## Excerpted data
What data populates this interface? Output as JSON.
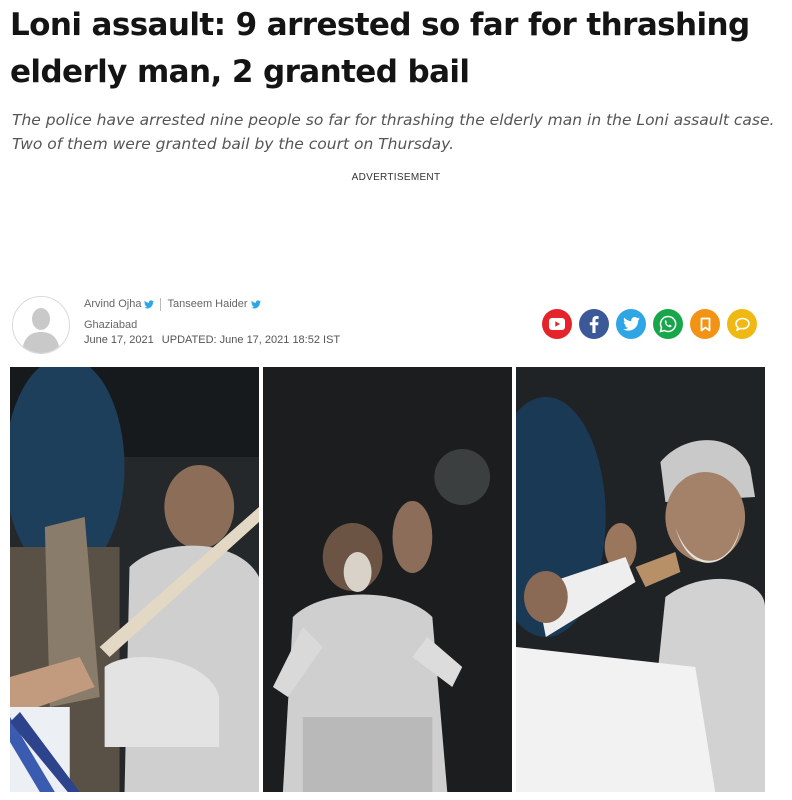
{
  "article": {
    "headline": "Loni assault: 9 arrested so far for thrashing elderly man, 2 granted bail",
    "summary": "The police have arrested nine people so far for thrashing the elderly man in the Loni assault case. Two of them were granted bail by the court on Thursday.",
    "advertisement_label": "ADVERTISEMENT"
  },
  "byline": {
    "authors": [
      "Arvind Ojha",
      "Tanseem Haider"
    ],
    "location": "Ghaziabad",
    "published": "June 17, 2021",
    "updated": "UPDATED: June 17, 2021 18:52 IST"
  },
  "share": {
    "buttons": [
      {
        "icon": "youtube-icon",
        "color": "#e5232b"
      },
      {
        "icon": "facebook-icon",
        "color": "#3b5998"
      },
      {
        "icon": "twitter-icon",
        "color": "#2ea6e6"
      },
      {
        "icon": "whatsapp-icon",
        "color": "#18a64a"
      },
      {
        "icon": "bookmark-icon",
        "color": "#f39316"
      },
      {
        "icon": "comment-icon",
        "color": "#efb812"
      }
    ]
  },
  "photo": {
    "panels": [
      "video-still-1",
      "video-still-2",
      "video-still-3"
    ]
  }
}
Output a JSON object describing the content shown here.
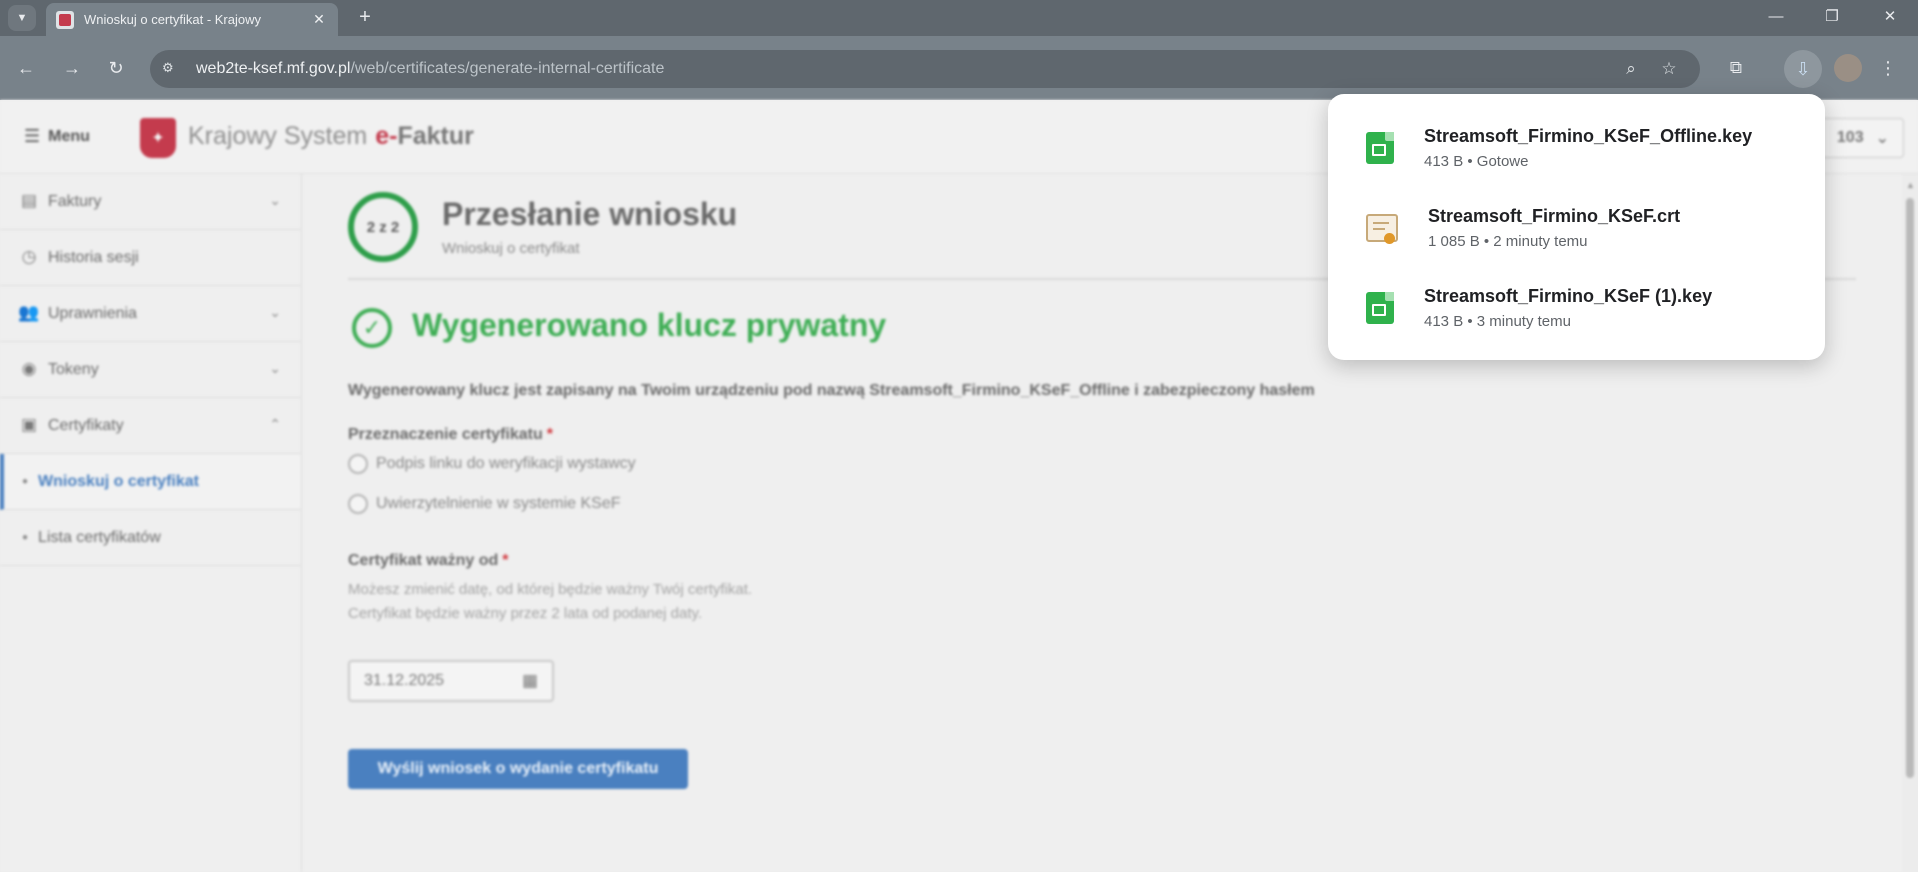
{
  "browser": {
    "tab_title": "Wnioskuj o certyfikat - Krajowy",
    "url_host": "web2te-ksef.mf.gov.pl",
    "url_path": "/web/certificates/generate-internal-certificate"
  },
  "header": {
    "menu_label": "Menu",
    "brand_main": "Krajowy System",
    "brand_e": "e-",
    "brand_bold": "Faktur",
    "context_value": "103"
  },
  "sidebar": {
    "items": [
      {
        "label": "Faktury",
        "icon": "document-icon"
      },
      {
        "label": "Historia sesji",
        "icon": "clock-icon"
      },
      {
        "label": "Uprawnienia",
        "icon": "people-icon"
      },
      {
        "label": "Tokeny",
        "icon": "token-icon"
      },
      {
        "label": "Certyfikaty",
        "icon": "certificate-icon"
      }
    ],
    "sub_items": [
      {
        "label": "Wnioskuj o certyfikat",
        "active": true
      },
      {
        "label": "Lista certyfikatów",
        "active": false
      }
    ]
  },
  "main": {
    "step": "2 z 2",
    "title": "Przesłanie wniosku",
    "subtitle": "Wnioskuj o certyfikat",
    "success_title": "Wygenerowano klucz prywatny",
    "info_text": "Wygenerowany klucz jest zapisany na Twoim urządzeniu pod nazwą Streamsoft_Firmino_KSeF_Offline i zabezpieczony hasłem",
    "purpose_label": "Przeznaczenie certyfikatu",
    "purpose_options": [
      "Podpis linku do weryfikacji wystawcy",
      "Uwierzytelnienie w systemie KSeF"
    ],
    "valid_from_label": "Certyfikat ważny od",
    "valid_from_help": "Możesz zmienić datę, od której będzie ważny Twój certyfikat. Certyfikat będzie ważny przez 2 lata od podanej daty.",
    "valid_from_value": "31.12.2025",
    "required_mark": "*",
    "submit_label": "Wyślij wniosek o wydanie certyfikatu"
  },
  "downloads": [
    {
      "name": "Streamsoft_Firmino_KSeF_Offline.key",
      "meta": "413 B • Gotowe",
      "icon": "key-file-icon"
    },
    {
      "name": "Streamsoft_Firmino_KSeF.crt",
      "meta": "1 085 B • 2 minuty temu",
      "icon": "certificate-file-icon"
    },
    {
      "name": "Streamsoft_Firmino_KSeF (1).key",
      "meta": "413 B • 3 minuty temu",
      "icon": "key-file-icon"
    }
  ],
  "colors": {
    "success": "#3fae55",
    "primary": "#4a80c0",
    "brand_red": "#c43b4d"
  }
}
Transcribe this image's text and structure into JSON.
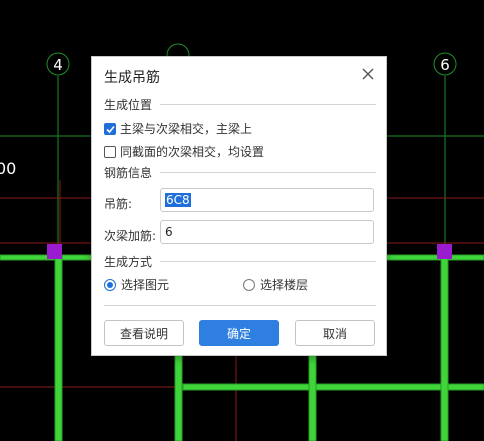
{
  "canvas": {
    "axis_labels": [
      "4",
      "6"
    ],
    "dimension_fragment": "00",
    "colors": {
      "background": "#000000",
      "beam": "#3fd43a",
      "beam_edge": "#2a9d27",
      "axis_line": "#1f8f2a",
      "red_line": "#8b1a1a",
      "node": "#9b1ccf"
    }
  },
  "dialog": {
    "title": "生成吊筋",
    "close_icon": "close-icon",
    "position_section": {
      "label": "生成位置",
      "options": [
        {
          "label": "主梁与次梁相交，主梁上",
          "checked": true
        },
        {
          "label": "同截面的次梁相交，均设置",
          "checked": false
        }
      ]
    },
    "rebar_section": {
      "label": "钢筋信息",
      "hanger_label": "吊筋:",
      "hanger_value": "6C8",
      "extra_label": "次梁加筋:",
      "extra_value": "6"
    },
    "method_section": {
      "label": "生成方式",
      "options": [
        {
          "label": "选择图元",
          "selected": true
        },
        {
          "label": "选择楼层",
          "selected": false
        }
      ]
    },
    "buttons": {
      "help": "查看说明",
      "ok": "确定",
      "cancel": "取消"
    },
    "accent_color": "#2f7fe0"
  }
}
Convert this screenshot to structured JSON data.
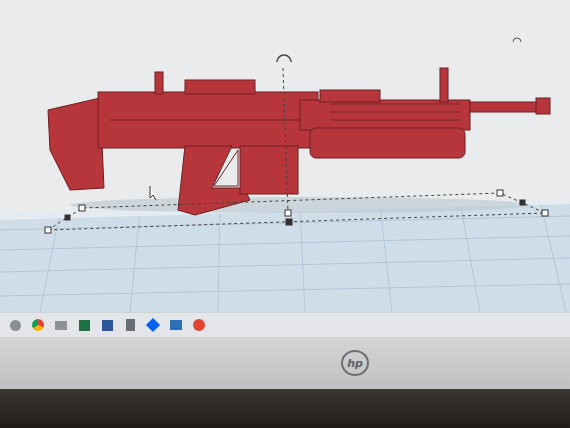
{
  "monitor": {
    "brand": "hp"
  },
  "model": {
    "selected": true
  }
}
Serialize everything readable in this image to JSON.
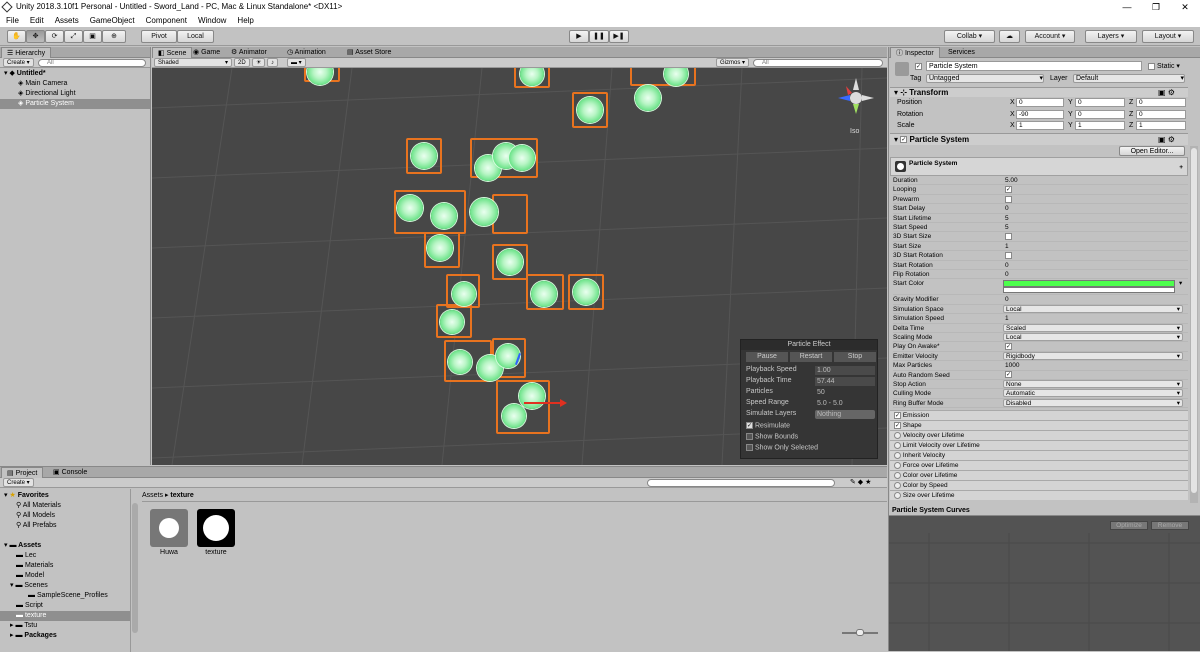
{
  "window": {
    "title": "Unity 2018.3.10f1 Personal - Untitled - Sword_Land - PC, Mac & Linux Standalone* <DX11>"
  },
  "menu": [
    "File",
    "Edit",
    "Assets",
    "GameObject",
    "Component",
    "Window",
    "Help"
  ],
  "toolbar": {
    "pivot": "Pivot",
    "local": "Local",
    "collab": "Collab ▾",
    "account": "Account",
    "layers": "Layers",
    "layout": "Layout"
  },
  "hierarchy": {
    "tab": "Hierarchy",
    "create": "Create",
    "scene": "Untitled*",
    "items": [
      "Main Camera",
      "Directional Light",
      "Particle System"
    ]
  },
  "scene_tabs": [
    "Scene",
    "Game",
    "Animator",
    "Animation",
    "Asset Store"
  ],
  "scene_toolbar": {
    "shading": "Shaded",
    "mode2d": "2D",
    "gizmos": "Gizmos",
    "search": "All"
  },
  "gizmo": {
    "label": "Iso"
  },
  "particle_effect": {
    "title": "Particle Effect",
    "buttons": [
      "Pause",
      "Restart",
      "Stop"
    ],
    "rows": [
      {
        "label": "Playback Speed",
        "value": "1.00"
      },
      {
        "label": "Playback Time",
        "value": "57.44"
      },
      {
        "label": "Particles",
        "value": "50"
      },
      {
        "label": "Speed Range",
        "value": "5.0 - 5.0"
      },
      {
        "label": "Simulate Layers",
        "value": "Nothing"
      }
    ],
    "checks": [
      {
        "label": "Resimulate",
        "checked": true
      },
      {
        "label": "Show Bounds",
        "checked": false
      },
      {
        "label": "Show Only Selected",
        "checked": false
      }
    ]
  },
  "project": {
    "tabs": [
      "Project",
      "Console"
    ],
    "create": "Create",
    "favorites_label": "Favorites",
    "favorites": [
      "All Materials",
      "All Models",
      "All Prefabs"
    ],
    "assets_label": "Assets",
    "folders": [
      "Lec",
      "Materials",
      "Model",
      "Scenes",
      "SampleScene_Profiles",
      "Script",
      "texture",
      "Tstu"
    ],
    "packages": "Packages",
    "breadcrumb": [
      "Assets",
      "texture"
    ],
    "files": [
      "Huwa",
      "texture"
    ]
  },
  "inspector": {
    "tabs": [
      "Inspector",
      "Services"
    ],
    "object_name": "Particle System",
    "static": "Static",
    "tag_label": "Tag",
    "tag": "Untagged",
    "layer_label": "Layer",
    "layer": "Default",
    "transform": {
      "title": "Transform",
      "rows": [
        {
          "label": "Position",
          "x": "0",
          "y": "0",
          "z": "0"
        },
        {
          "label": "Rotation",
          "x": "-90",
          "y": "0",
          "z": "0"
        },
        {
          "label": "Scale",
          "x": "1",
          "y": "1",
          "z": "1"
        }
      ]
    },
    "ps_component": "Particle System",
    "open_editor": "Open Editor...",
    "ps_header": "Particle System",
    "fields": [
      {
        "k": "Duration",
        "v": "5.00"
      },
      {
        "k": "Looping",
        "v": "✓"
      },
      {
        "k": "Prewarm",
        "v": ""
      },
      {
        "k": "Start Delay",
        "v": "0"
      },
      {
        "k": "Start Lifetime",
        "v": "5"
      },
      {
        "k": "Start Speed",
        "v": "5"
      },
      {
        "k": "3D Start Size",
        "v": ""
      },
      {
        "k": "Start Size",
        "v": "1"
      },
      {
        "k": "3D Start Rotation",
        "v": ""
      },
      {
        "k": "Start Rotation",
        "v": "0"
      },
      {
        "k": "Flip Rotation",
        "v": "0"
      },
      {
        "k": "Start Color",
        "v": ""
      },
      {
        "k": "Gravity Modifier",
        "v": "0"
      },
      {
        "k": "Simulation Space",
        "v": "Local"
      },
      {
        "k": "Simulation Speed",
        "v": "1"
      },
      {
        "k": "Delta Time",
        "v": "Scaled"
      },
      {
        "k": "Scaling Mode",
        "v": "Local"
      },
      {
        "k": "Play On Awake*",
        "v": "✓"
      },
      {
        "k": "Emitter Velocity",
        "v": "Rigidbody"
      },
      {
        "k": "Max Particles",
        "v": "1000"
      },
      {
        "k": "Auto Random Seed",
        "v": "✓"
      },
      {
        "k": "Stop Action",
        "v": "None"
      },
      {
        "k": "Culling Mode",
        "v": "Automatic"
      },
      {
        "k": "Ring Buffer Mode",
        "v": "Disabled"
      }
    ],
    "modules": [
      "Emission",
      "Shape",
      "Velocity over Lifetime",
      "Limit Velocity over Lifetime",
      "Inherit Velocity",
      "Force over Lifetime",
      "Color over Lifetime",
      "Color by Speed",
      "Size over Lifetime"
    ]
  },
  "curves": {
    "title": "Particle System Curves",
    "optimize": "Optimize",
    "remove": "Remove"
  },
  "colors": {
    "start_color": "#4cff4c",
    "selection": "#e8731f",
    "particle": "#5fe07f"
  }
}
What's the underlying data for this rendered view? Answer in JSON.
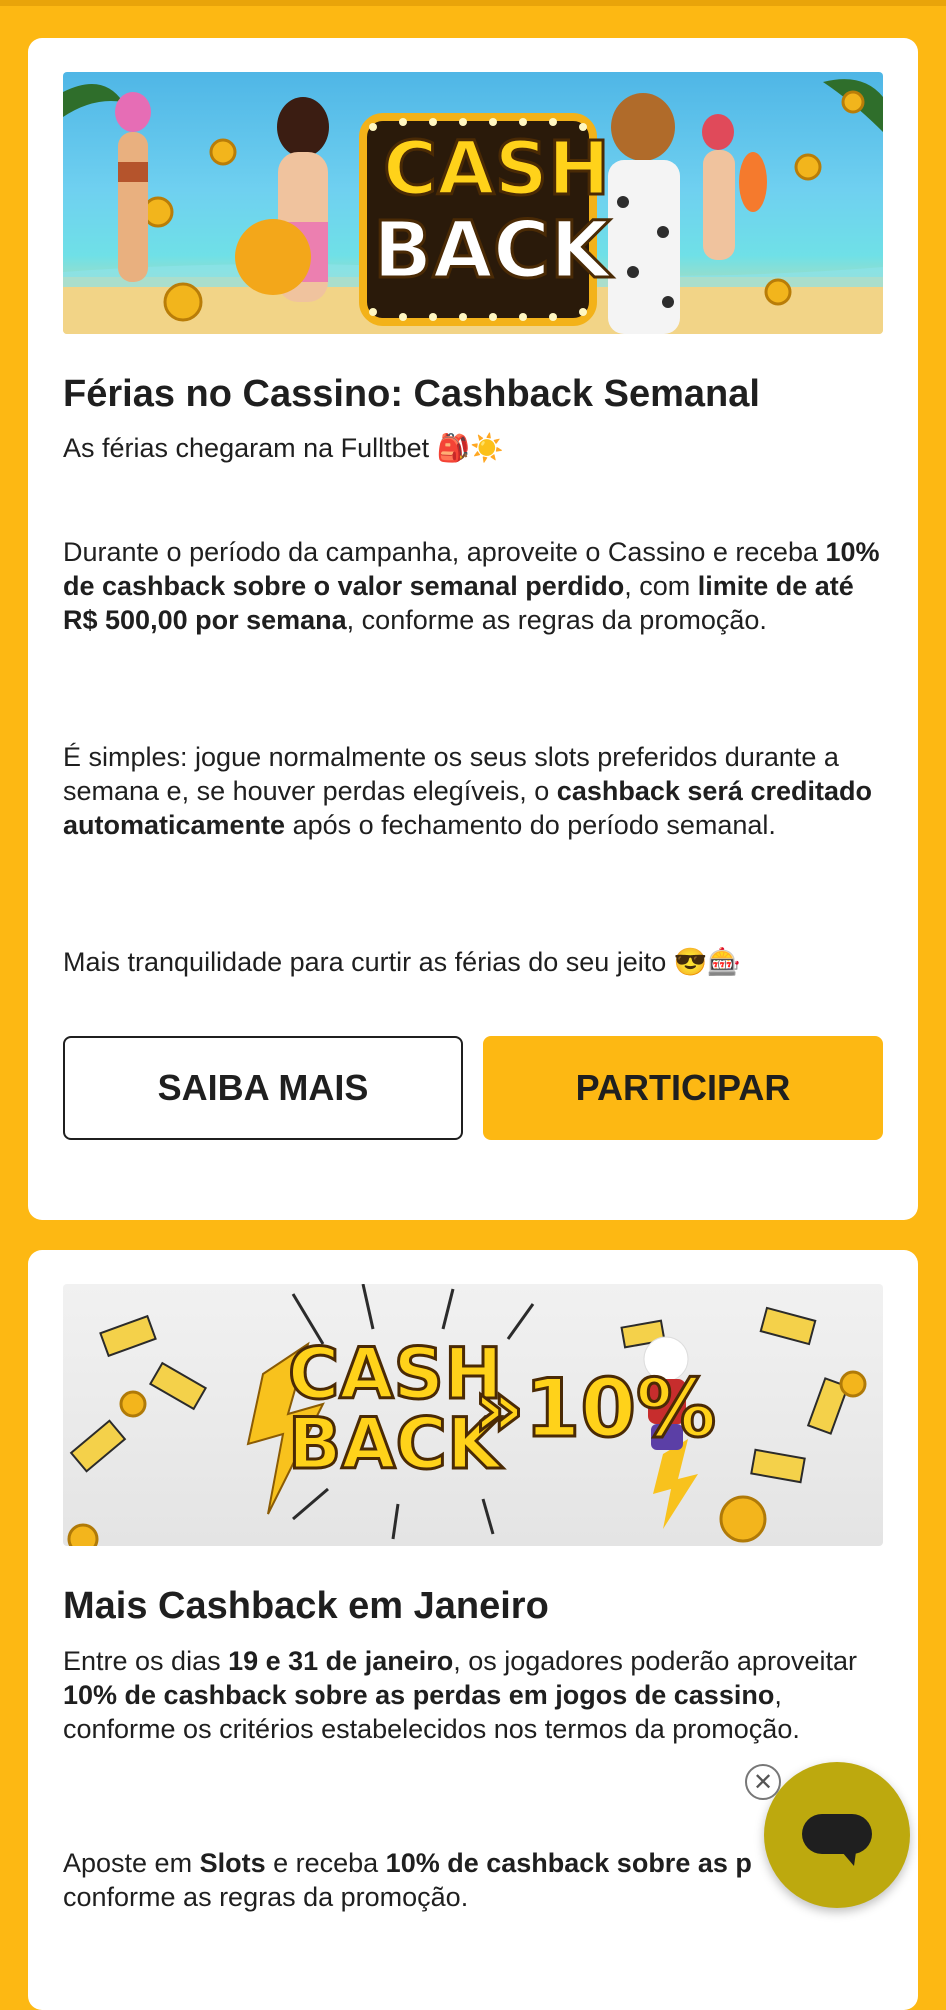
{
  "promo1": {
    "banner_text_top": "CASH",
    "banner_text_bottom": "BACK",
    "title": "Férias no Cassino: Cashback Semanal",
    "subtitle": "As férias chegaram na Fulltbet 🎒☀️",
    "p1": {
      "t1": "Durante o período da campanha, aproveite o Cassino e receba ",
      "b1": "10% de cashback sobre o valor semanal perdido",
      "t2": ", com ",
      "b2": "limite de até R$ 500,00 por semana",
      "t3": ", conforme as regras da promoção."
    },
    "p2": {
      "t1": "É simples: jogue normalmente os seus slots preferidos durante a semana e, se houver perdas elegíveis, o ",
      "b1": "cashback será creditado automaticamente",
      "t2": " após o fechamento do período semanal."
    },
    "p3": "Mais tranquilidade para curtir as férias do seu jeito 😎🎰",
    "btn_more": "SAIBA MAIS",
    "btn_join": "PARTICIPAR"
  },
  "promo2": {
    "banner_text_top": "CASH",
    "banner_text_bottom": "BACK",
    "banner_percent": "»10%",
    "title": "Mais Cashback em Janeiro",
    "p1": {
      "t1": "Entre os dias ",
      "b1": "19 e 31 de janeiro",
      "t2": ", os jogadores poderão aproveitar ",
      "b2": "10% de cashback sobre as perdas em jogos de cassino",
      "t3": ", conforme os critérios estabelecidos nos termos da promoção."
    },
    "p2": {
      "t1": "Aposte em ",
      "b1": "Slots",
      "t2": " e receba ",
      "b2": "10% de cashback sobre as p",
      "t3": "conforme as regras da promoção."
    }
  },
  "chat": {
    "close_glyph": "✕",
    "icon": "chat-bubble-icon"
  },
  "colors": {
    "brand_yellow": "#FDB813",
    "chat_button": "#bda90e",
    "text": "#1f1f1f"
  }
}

## Given request
From the listing, copy each line containing the word "perdas".

## Answer to this exercise
      "t1": "É simples: jogue normalmente os seus slots preferidos durante a semana e, se houver perdas elegíveis, o ",
      "b2": "10% de cashback sobre as perdas em jogos de cassino",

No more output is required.